═══ Data entries ═══

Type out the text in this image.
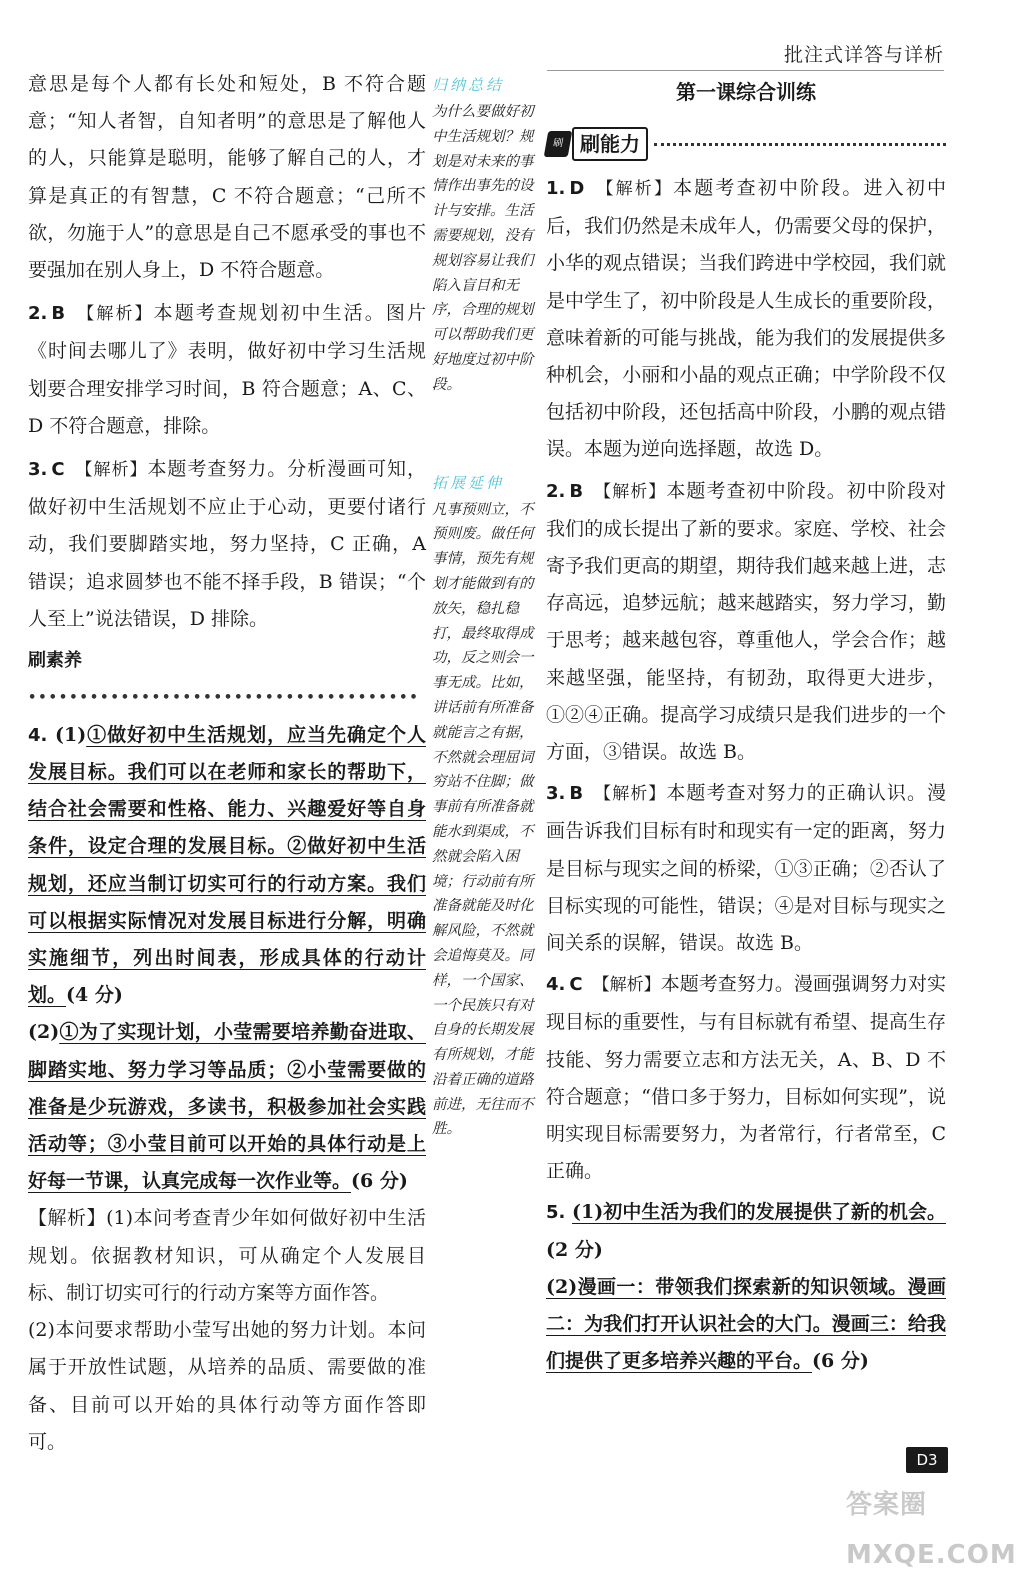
批注式详答与详析

意思是每个人都有长处和短处，B 不符合题意；“知人者智，自知者明”的意思是了解他人的人，只能算是聪明，能够了解自己的人，才算是真正的有智慧，C 不符合题意；“己所不欲，勿施于人”的意思是自己不愿承受的事也不要强加在别人身上，D 不符合题意。

2. B 【解析】本题考查规划初中生活。图片《时间去哪儿了》表明，做好初中学习生活规划要合理安排学习时间，B 符合题意；A、C、D 不符合题意，排除。

3. C 【解析】本题考查努力。分析漫画可知，做好初中生活规划不应止于心动，更要付诸行动，我们要脚踏实地，努力坚持，C 正确，A 错误；追求圆梦也不能不择手段，B 错误；“个人至上”说法错误，D 排除。

刷素养••••••••••••••••••••••••••••••••••••••

4. (1)①做好初中生活规划，应当先确定个人发展目标。我们可以在老师和家长的帮助下，结合社会需要和性格、能力、兴趣爱好等自身条件，设定合理的发展目标。②做好初中生活规划，还应当制订切实可行的行动方案。我们可以根据实际情况对发展目标进行分解，明确实施细节，列出时间表，形成具体的行动计划。(4 分)

(2)①为了实现计划，小莹需要培养勤奋进取、脚踏实地、努力学习等品质；②小莹需要做的准备是少玩游戏，多读书，积极参加社会实践活动等；③小莹目前可以开始的具体行动是上好每一节课，认真完成每一次作业等。(6 分)

【解析】(1)本问考查青少年如何做好初中生活规划。依据教材知识，可从确定个人发展目标、制订切实可行的行动方案等方面作答。

(2)本问要求帮助小莹写出她的努力计划。本问属于开放性试题，从培养的品质、需要做的准备、目前可以开始的具体行动等方面作答即可。

归纳总结
为什么要做好初中生活规划？规划是对未来的事情作出事先的设计与安排。生活需要规划，没有规划容易让我们陷入盲目和无序，合理的规划可以帮助我们更好地度过初中阶段。
拓展延伸
凡事预则立，不预则废。做任何事情，预先有规划才能做到有的放矢，稳扎稳打，最终取得成功，反之则会一事无成。比如，讲话前有所准备就能言之有据，不然就会理屈词穷站不住脚；做事前有所准备就能水到渠成，不然就会陷入困境；行动前有所准备就能及时化解风险，不然就会追悔莫及。同样，一个国家、一个民族只有对自身的长期发展有所规划，才能沿着正确的道路前进，无往而不胜。
第一课综合训练
刷 刷能力

1. D 【解析】本题考查初中阶段。进入初中后，我们仍然是未成年人，仍需要父母的保护，小华的观点错误；当我们跨进中学校园，我们就是中学生了，初中阶段是人生成长的重要阶段，意味着新的可能与挑战，能为我们的发展提供多种机会，小丽和小晶的观点正确；中学阶段不仅包括初中阶段，还包括高中阶段，小鹏的观点错误。本题为逆向选择题，故选 D。

2. B 【解析】本题考查初中阶段。初中阶段对我们的成长提出了新的要求。家庭、学校、社会寄予我们更高的期望，期待我们越来越上进，志存高远，追梦远航；越来越踏实，努力学习，勤于思考；越来越包容，尊重他人，学会合作；越来越坚强，能坚持，有韧劲，取得更大进步，①②④正确。提高学习成绩只是我们进步的一个方面，③错误。故选 B。

3. B 【解析】本题考查对努力的正确认识。漫画告诉我们目标有时和现实有一定的距离，努力是目标与现实之间的桥梁，①③正确；②否认了目标实现的可能性，错误；④是对目标与现实之间关系的误解，错误。故选 B。

4. C 【解析】本题考查努力。漫画强调努力对实现目标的重要性，与有目标就有希望、提高生存技能、努力需要立志和方法无关，A、B、D 不符合题意；“借口多于努力，目标如何实现”，说明实现目标需要努力，为者常行，行者常至，C 正确。

5. (1)初中生活为我们的发展提供了新的机会。 (2 分)

(2)漫画一：带领我们探索新的知识领域。漫画二：为我们打开认识社会的大门。漫画三：给我们提供了更多培养兴趣的平台。(6 分)

D3
答案圈 MXQE.COM
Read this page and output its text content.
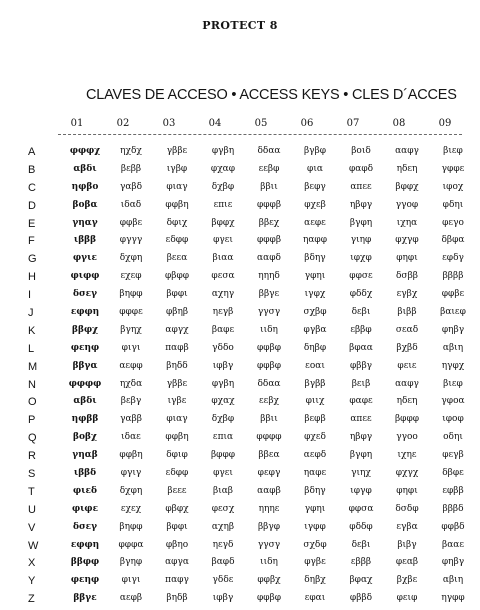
PROTECT 8
CLAVES DE ACCESO • ACCESS KEYS • CLES D´ACCES
01	02	03	04	05	06	07	08	09
A	φφφχ	ηχδχ	γββε	φγβη	δδαα	βγβφ	βοιδ	ααφγ	βιεφ
B	αβδι	βεββ	ιγβφ	φχαφ	εεβφ	φια	φαφδ	ηδεη	γφφε
C	ηφβο	γαβδ	φιαγ	δχβφ	ββιι	βεφγ	απεε	βφφχ	ιφοχ
D	βοβα	ιδαδ	φφβη	επιε	φφφβ	φχεβ	ηβφγ	γγοφ	φδηι
E	γηαγ	φφβε	δφιχ	βφφχ	ββεχ	αεφε	βγφη	ιχηα	φεγο
F	ιβββ	φγγγ	εδφφ	φγει	φφφβ	ηαφφ	γιηφ	φχγφ	δβφα
G	φγιε	δχφη	βεεα	βιαα	ααφδ	βδηγ	ιφχφ	φηφι	εφδγ
H	φιφφ	εχεφ	φβφφ	φεσα	ηηηδ	γφηι	φφσε	δσββ	ββββ
I	δσεγ	βηφφ	βφφι	αχηγ	ββγε	ιγφχ	φδδχ	εγβχ	φφβε
J	εφφη	φφφε	φβηβ	ηεγβ	γγσγ	σχβφ	δεβι	βιββ	βαιεφ
K	ββφχ	βγηχ	αφγχ	βαφε	ιιδη	φγβα	εββφ	σεαδ	φηβγ
L	φεηφ	φιγι	παφβ	γδδο	φφβφ	δηβφ	βφαα	βχβδ	αβιη
M	ββγα	αεφφ	βηδδ	ιφβγ	φφβφ	εοαι	φββγ	φειε	ηγφχ
N	φφφφ	ηχδα	γββε	φγβη	δδαα	βγββ	βειβ	ααφγ	βιεφ
O	αβδι	βεβγ	ιγβε	φχαχ	εεβχ	φιιχ	φαφε	ηδεη	γφοα
P	ηφββ	γαββ	φιαγ	δχβφ	ββιι	βεφβ	απεε	βφφφ	ιφοφ
Q	βοβχ	ιδαε	φφβη	επια	φφφφ	φχεδ	ηβφγ	γγοο	οδηι
R	γηαβ	φφβη	δφιφ	βφφφ	ββεα	αεφδ	βγφη	ιχηε	φεγβ
S	ιββδ	φγιγ	εδφφ	φγει	φεφγ	ηαφε	γιηχ	φχγχ	δβφε
T	φιεδ	δχφη	βεεε	βιαβ	ααφβ	βδηγ	ιφγφ	φηφι	εφββ
U	φιφε	εχεχ	φβφχ	φεσχ	ηηηε	γφηι	φφσα	δσδφ	βββδ
V	δσεγ	βηφφ	βφφι	αχηβ	ββγφ	ιγφφ	φδδφ	εγβα	φφβδ
W	εφφη	φφφα	φβηο	ηεγδ	γγσγ	σχδφ	δεβι	βιβγ	βααε
X	ββφφ	βγηφ	αφγα	βαφδ	ιιδη	φγβε	εβββ	φεαβ	φηβγ
Y	φεηφ	φιγι	παφγ	γδδε	φφβχ	δηβχ	βφαχ	βχβε	αβιη
Z	ββγε	αεφβ	βηδβ	ιφβγ	φφβφ	εφαι	φββδ	φειφ	ηγφφ
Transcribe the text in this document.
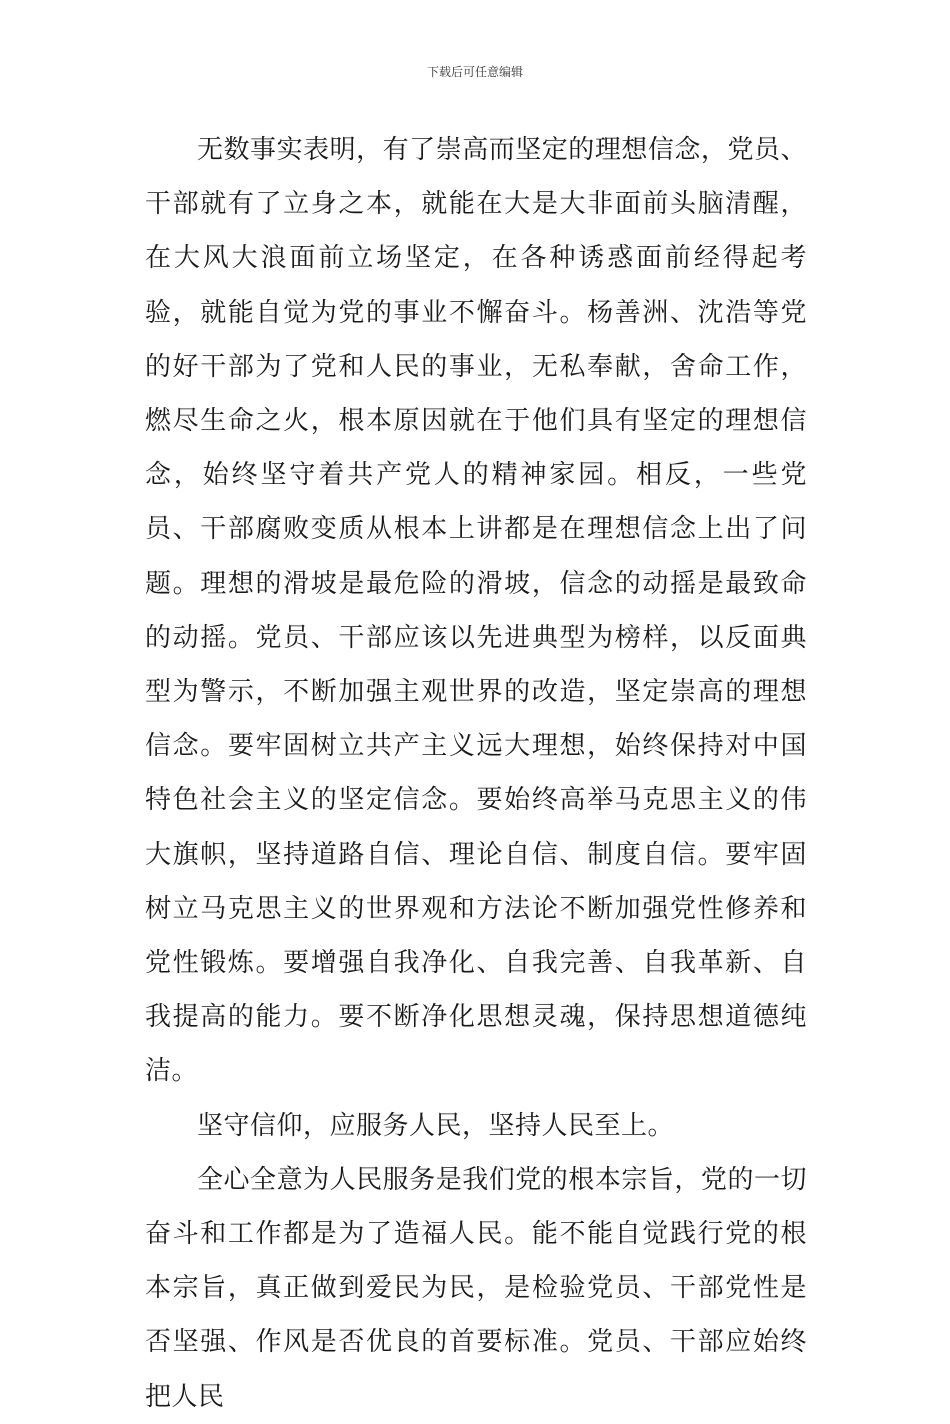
下载后可任意编辑

无数事实表明，有了崇高而坚定的理想信念，党员、干部就有了立身之本，就能在大是大非面前头脑清醒，在大风大浪面前立场坚定，在各种诱惑面前经得起考验，就能自觉为党的事业不懈奋斗。杨善洲、沈浩等党的好干部为了党和人民的事业，无私奉献，舍命工作，燃尽生命之火，根本原因就在于他们具有坚定的理想信念，始终坚守着共产党人的精神家园。相反，一些党员、干部腐败变质从根本上讲都是在理想信念上出了问题。理想的滑坡是最危险的滑坡，信念的动摇是最致命的动摇。党员、干部应该以先进典型为榜样，以反面典型为警示，不断加强主观世界的改造，坚定崇高的理想信念。要牢固树立共产主义远大理想，始终保持对中国特色社会主义的坚定信念。要始终高举马克思主义的伟大旗帜，坚持道路自信、理论自信、制度自信。要牢固树立马克思主义的世界观和方法论不断加强党性修养和党性锻炼。要增强自我净化、自我完善、自我革新、自我提高的能力。要不断净化思想灵魂，保持思想道德纯洁。

坚守信仰，应服务人民，坚持人民至上。

全心全意为人民服务是我们党的根本宗旨，党的一切奋斗和工作都是为了造福人民。能不能自觉践行党的根本宗旨，真正做到爱民为民，是检验党员、干部党性是否坚强、作风是否优良的首要标准。党员、干部应始终把人民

═══

**Exercise brief:** In the listing, find every line containing the word "βιεφ" and list it.

**Reply:**
A	φφφχ	ηχδχ	γββε	φγβη	δδαα	βγβφ	βοιδ	ααφγ	βιεφ
N	φφφφ	ηχδα	γββε	φγβη	δδαα	βγββ	βειβ	ααφγ	βιεφ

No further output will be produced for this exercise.